*What you are asked to do*: Reproduce the listing below in its entirety. Change nothing.

----- Information shown -----

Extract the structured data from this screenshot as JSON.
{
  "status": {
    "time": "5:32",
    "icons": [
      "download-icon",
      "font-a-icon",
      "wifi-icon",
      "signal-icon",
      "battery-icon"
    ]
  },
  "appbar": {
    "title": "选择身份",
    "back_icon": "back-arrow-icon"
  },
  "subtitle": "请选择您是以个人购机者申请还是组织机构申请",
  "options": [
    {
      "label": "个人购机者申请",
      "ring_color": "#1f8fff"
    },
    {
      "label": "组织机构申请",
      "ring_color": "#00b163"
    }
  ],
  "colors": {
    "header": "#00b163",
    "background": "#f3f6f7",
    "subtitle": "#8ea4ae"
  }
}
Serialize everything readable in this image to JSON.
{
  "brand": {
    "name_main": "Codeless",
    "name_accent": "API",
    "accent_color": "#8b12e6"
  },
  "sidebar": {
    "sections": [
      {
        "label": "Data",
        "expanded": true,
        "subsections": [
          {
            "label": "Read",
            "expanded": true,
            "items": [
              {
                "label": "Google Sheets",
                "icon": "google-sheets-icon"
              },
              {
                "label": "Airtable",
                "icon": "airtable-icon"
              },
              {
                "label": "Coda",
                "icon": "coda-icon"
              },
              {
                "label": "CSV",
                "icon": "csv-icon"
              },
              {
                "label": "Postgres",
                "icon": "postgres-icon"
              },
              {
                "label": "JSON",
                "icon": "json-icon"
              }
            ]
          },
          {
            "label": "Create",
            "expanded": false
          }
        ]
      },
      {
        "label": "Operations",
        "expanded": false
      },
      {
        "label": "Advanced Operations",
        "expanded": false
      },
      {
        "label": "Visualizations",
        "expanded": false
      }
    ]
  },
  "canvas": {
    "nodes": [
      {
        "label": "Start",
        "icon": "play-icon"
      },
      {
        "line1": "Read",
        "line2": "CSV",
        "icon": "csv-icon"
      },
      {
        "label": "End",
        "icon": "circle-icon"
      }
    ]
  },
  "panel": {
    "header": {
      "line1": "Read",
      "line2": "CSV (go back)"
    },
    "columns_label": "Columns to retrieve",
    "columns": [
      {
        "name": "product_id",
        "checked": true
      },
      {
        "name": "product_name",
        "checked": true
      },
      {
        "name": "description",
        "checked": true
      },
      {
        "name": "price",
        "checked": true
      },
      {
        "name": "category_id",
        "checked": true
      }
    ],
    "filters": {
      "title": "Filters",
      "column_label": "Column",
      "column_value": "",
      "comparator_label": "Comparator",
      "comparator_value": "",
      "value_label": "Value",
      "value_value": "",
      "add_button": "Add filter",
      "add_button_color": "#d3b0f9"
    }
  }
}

-----

*Answer for the task*:
Extract the structured data from this screenshot as JSON.
{
  "status": {
    "time": "5:32",
    "icons": [
      "download-icon",
      "font-a-icon",
      "wifi-icon",
      "signal-icon",
      "battery-icon"
    ]
  },
  "appbar": {
    "title": "选择身份",
    "back_icon": "back-arrow-icon"
  },
  "subtitle": "请选择您是以个人购机者申请还是组织机构申请",
  "options": [
    {
      "label": "个人购机者申请",
      "ring_color": "#1f8fff"
    },
    {
      "label": "组织机构申请",
      "ring_color": "#00b163"
    }
  ],
  "colors": {
    "header": "#00b163",
    "background": "#f3f6f7",
    "subtitle": "#8ea4ae"
  }
}
Serialize everything readable in this image to JSON.
{
  "brand": {
    "name_main": "Codeless",
    "name_accent": "API",
    "accent_color": "#8b12e6"
  },
  "sidebar": {
    "sections": [
      {
        "label": "Data",
        "expanded": true,
        "subsections": [
          {
            "label": "Read",
            "expanded": true,
            "items": [
              {
                "label": "Google Sheets",
                "icon": "google-sheets-icon"
              },
              {
                "label": "Airtable",
                "icon": "airtable-icon"
              },
              {
                "label": "Coda",
                "icon": "coda-icon"
              },
              {
                "label": "CSV",
                "icon": "csv-icon"
              },
              {
                "label": "Postgres",
                "icon": "postgres-icon"
              },
              {
                "label": "JSON",
                "icon": "json-icon"
              }
            ]
          },
          {
            "label": "Create",
            "expanded": false
          }
        ]
      },
      {
        "label": "Operations",
        "expanded": false
      },
      {
        "label": "Advanced Operations",
        "expanded": false
      },
      {
        "label": "Visualizations",
        "expanded": false
      }
    ]
  },
  "canvas": {
    "nodes": [
      {
        "label": "Start",
        "icon": "play-icon"
      },
      {
        "line1": "Read",
        "line2": "CSV",
        "icon": "csv-icon"
      },
      {
        "label": "End",
        "icon": "circle-icon"
      }
    ]
  },
  "panel": {
    "header": {
      "line1": "Read",
      "line2": "CSV (go back)"
    },
    "columns_label": "Columns to retrieve",
    "columns": [
      {
        "name": "product_id",
        "checked": true
      },
      {
        "name": "product_name",
        "checked": true
      },
      {
        "name": "description",
        "checked": true
      },
      {
        "name": "price",
        "checked": true
      },
      {
        "name": "category_id",
        "checked": true
      }
    ],
    "filters": {
      "title": "Filters",
      "column_label": "Column",
      "column_value": "",
      "comparator_label": "Comparator",
      "comparator_value": "",
      "value_label": "Value",
      "value_value": "",
      "add_button": "Add filter",
      "add_button_color": "#d3b0f9"
    }
  }
}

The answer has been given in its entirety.